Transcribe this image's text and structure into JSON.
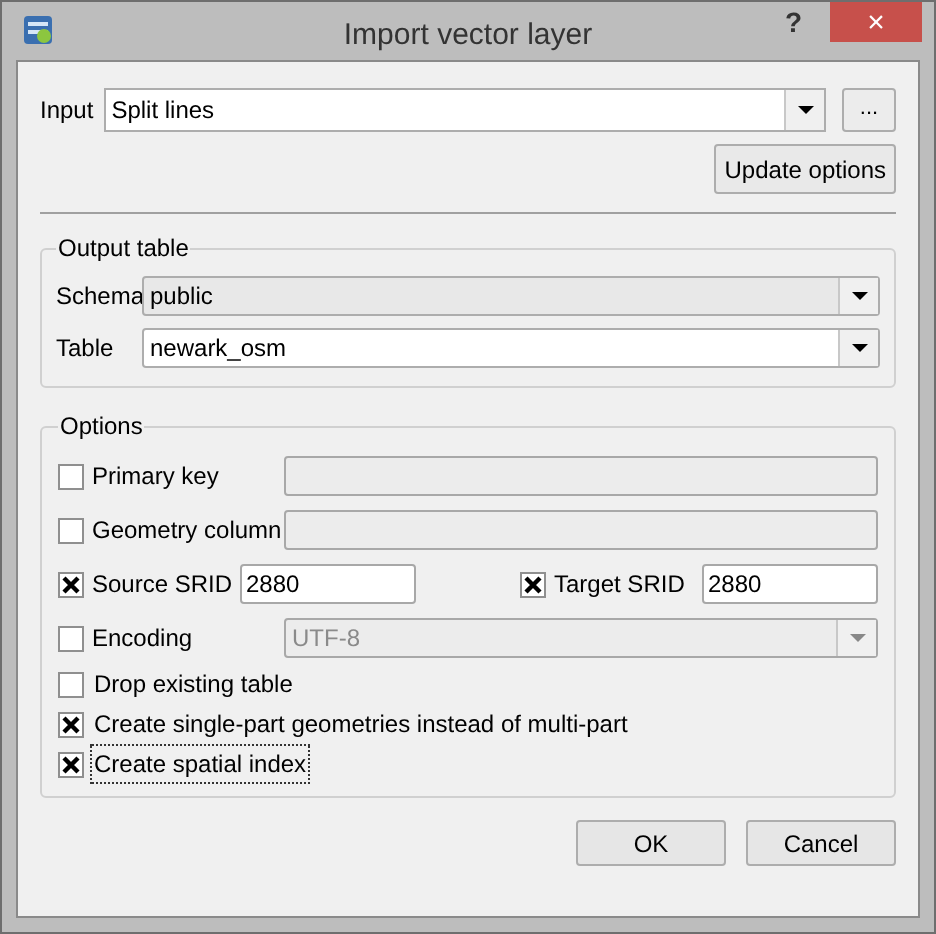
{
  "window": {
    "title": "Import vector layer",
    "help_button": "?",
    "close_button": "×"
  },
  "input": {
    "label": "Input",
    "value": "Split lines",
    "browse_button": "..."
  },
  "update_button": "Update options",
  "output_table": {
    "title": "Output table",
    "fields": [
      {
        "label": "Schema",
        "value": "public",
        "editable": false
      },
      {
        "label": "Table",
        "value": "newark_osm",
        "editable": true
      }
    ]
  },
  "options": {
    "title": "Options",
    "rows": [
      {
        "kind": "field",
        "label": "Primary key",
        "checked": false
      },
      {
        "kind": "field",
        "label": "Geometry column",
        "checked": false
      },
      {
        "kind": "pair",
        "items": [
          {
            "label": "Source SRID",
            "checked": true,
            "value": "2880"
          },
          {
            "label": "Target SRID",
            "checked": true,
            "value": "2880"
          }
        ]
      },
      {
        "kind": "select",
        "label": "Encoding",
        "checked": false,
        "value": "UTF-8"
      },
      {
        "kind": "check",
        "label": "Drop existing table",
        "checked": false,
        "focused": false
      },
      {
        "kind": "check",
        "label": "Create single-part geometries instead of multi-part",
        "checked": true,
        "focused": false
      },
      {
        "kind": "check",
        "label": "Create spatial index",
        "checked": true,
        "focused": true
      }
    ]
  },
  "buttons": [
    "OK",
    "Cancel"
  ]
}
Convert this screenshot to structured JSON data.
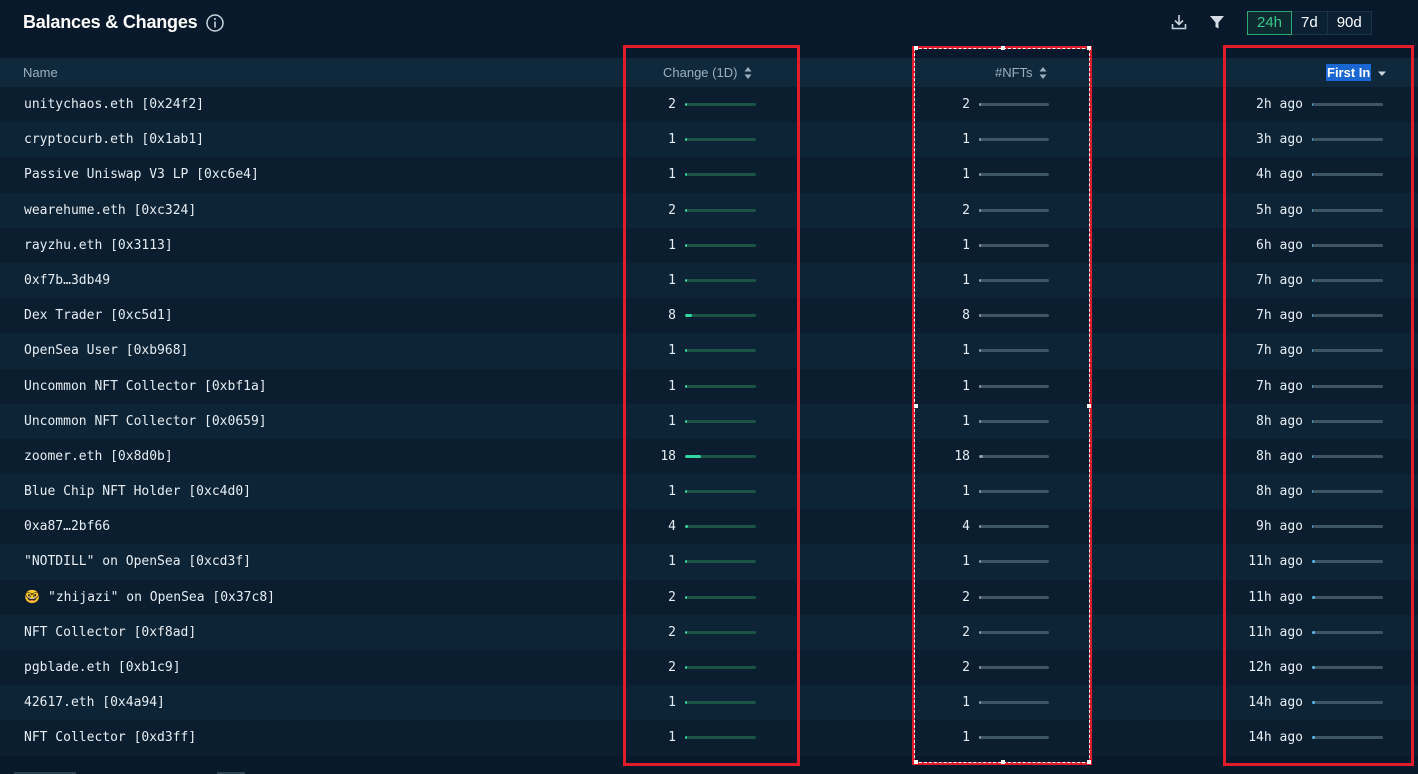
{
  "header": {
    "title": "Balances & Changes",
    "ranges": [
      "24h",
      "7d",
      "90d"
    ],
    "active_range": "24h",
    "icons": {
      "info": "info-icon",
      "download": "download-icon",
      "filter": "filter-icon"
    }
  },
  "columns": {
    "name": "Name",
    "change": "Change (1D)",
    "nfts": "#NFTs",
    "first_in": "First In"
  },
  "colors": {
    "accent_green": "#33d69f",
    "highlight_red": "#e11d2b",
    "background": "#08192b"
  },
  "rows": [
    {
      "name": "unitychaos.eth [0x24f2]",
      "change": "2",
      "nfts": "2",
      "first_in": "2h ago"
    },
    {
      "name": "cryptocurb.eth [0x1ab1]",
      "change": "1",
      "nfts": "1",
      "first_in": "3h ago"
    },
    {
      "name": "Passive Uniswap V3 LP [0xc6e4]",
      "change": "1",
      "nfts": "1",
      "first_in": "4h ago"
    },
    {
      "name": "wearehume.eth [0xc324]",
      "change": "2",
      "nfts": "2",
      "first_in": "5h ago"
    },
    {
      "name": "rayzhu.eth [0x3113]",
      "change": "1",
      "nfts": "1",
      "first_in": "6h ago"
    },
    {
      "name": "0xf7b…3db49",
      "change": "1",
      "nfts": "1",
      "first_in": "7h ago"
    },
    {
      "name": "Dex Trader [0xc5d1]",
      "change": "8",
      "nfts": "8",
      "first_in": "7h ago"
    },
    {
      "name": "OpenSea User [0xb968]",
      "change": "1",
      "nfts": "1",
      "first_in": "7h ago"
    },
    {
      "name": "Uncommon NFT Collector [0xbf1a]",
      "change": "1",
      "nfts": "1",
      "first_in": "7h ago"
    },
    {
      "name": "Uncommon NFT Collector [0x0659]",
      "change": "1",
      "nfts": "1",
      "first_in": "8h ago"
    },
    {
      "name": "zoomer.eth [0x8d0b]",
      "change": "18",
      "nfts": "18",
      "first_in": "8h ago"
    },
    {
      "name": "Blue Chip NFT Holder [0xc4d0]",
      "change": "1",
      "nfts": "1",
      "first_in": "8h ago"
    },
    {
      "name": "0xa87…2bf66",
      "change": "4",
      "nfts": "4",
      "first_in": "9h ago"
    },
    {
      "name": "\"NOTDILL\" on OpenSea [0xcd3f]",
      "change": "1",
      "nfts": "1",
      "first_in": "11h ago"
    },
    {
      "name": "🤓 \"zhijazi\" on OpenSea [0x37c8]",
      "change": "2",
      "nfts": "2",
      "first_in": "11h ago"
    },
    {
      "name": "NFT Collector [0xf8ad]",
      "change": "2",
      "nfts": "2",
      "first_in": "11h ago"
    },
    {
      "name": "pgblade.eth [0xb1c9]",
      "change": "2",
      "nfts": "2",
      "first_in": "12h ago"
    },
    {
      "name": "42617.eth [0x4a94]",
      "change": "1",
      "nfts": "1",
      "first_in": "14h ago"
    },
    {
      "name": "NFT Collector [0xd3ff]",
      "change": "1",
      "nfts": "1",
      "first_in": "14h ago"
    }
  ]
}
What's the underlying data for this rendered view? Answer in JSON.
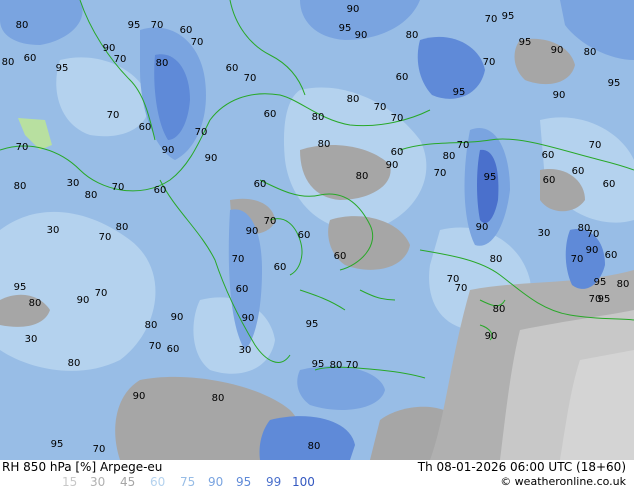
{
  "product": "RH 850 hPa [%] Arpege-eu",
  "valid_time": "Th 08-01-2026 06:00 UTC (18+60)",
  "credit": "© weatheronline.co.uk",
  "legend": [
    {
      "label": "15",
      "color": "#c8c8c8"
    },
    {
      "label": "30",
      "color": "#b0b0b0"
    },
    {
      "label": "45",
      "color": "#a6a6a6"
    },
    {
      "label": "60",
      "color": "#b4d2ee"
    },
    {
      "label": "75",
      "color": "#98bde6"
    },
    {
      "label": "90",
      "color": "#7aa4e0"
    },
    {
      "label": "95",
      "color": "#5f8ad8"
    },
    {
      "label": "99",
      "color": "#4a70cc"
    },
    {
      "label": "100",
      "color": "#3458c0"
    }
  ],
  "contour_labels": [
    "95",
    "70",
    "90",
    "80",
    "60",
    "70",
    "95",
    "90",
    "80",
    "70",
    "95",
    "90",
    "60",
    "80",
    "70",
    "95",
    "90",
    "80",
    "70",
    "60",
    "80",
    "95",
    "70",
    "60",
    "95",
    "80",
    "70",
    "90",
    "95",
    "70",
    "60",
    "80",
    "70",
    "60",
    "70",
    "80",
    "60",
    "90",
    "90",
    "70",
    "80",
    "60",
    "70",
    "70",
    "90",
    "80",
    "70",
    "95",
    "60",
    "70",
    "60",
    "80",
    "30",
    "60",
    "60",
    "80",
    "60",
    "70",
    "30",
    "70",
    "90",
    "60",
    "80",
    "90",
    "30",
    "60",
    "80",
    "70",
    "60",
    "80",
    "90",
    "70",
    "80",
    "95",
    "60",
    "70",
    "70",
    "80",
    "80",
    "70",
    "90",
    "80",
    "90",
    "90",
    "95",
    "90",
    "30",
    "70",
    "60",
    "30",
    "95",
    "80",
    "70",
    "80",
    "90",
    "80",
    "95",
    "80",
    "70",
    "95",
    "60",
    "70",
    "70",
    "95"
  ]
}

- - - -

The request
Starting at the line that contains "What's the underlying", write out every line through the final line of the entries, word for word; skip any pictures.

Worked solution
What's the underlying data for this rendered view? Answer in JSON.
{
  "product": "RH 850 hPa [%] Arpege-eu",
  "valid_time": "Th 08-01-2026 06:00 UTC (18+60)",
  "credit": "© weatheronline.co.uk",
  "legend": [
    {
      "label": "15",
      "color": "#c8c8c8"
    },
    {
      "label": "30",
      "color": "#b0b0b0"
    },
    {
      "label": "45",
      "color": "#a6a6a6"
    },
    {
      "label": "60",
      "color": "#b4d2ee"
    },
    {
      "label": "75",
      "color": "#98bde6"
    },
    {
      "label": "90",
      "color": "#7aa4e0"
    },
    {
      "label": "95",
      "color": "#5f8ad8"
    },
    {
      "label": "99",
      "color": "#4a70cc"
    },
    {
      "label": "100",
      "color": "#3458c0"
    }
  ],
  "contour_labels": [
    "95",
    "70",
    "90",
    "80",
    "60",
    "70",
    "95",
    "90",
    "80",
    "70",
    "95",
    "90",
    "60",
    "80",
    "70",
    "95",
    "90",
    "80",
    "70",
    "60",
    "80",
    "95",
    "70",
    "60",
    "95",
    "80",
    "70",
    "90",
    "95",
    "70",
    "60",
    "80",
    "70",
    "60",
    "70",
    "80",
    "60",
    "90",
    "90",
    "70",
    "80",
    "60",
    "70",
    "70",
    "90",
    "80",
    "70",
    "95",
    "60",
    "70",
    "60",
    "80",
    "30",
    "60",
    "60",
    "80",
    "60",
    "70",
    "30",
    "70",
    "90",
    "60",
    "80",
    "90",
    "30",
    "60",
    "80",
    "70",
    "60",
    "80",
    "90",
    "70",
    "80",
    "95",
    "60",
    "70",
    "70",
    "80",
    "80",
    "70",
    "90",
    "80",
    "90",
    "90",
    "95",
    "90",
    "30",
    "70",
    "60",
    "30",
    "95",
    "80",
    "70",
    "80",
    "90",
    "80",
    "95",
    "80",
    "70",
    "95",
    "60",
    "70",
    "70",
    "95"
  ]
}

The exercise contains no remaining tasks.